◆ Stored items:
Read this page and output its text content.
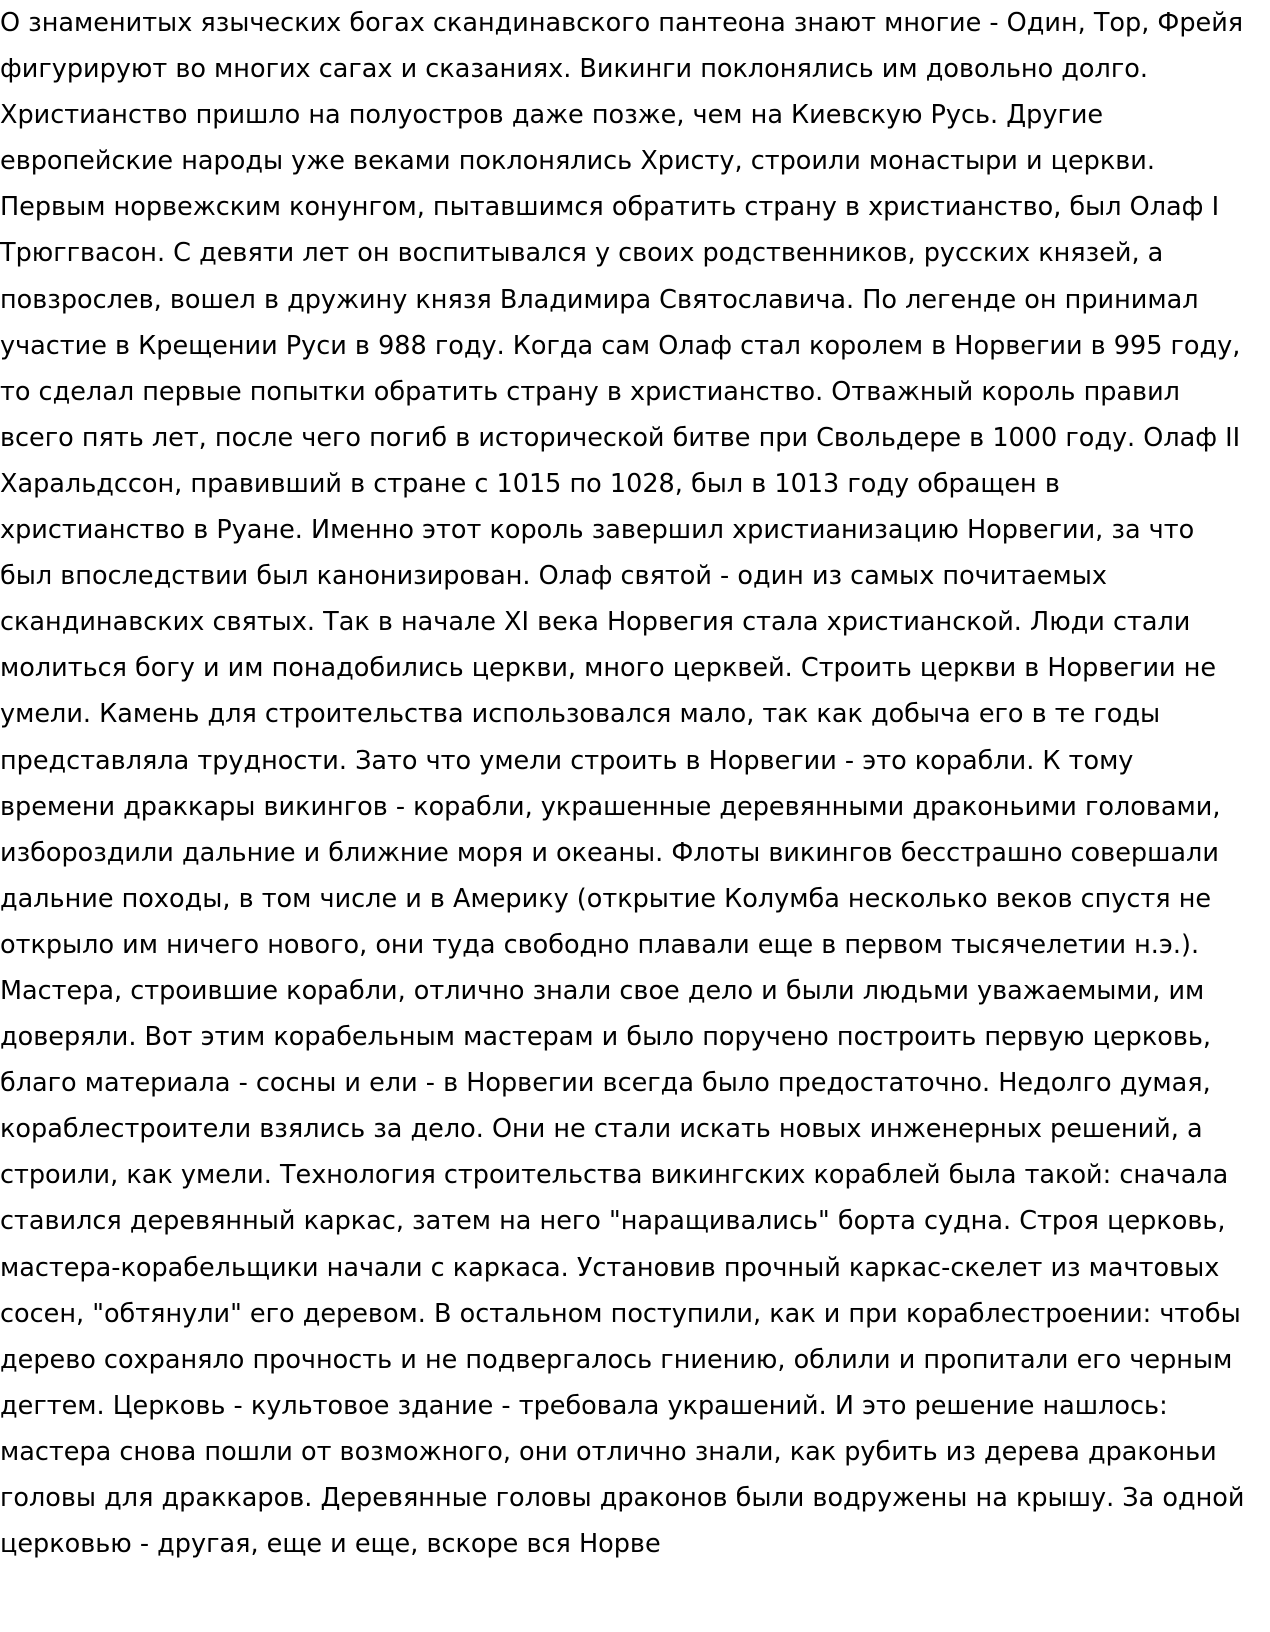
О знаменитых языческих богах скандинавского пантеона знают многие - Один, Тор, Фрейя
фигурируют во многих сагах и сказаниях. Викинги поклонялись им довольно долго.
Христианство пришло на полуостров даже позже, чем на Киевскую Русь. Другие
европейские народы уже веками поклонялись Христу, строили монастыри и церкви.
Первым норвежским конунгом, пытавшимся обратить страну в христианство, был Олаф I
Трюггвасон. С девяти лет он воспитывался у своих родственников, русских князей, а
повзрослев, вошел в дружину князя Владимира Святославича. По легенде он принимал
участие в Крещении Руси в 988 году. Когда сам Олаф стал королем в Норвегии в 995 году,
то сделал первые попытки обратить страну в христианство. Отважный король правил
всего пять лет, после чего погиб в исторической битве при Свольдере в 1000 году. Олаф II
Харальдссон, правивший в стране с 1015 по 1028, был в 1013 году обращен в
христианство в Руане. Именно этот король завершил христианизацию Норвегии, за что
был впоследствии был канонизирован. Олаф святой - один из самых почитаемых
скандинавских святых. Так в начале XI века Норвегия стала христианской. Люди стали
молиться богу и им понадобились церкви, много церквей. Строить церкви в Норвегии не
умели. Камень для строительства использовался мало, так как добыча его в те годы
представляла трудности. Зато что умели строить в Норвегии - это корабли. К тому
времени драккары викингов - корабли, украшенные деревянными драконьими головами,
избороздили дальние и ближние моря и океаны. Флоты викингов бесстрашно совершали
дальние походы, в том числе и в Америку (открытие Колумба несколько веков спустя не
открыло им ничего нового, они туда свободно плавали еще в первом тысячелетии н.э.).
Мастера, строившие корабли, отлично знали свое дело и были людьми уважаемыми, им
доверяли. Вот этим корабельным мастерам и было поручено построить первую церковь,
благо материала - сосны и ели - в Норвегии всегда было предостаточно. Недолго думая,
кораблестроители взялись за дело. Они не стали искать новых инженерных решений, а
строили, как умели. Технология строительства викингских кораблей была такой: сначала
ставился деревянный каркас, затем на него "наращивались" борта судна. Строя церковь,
мастера-корабельщики начали с каркаса. Установив прочный каркас-скелет из мачтовых
сосен, "обтянули" его деревом. В остальном поступили, как и при кораблестроении: чтобы
дерево сохраняло прочность и не подвергалось гниению, облили и пропитали его черным
дегтем. Церковь - культовое здание - требовала украшений. И это решение нашлось:
мастера снова пошли от возможного, они отлично знали, как рубить из дерева драконьи
головы для драккаров. Деревянные головы драконов были водружены на крышу. За одной
церковью - другая, еще и еще, вскоре вся Норве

◆ What is expected: Copy every line that includes the string "были" from the material above.

◆ Correct response:
Мастера, строившие корабли, отлично знали свое дело и были людьми уважаемыми, им
головы для драккаров. Деревянные головы драконов были водружены на крышу. За одной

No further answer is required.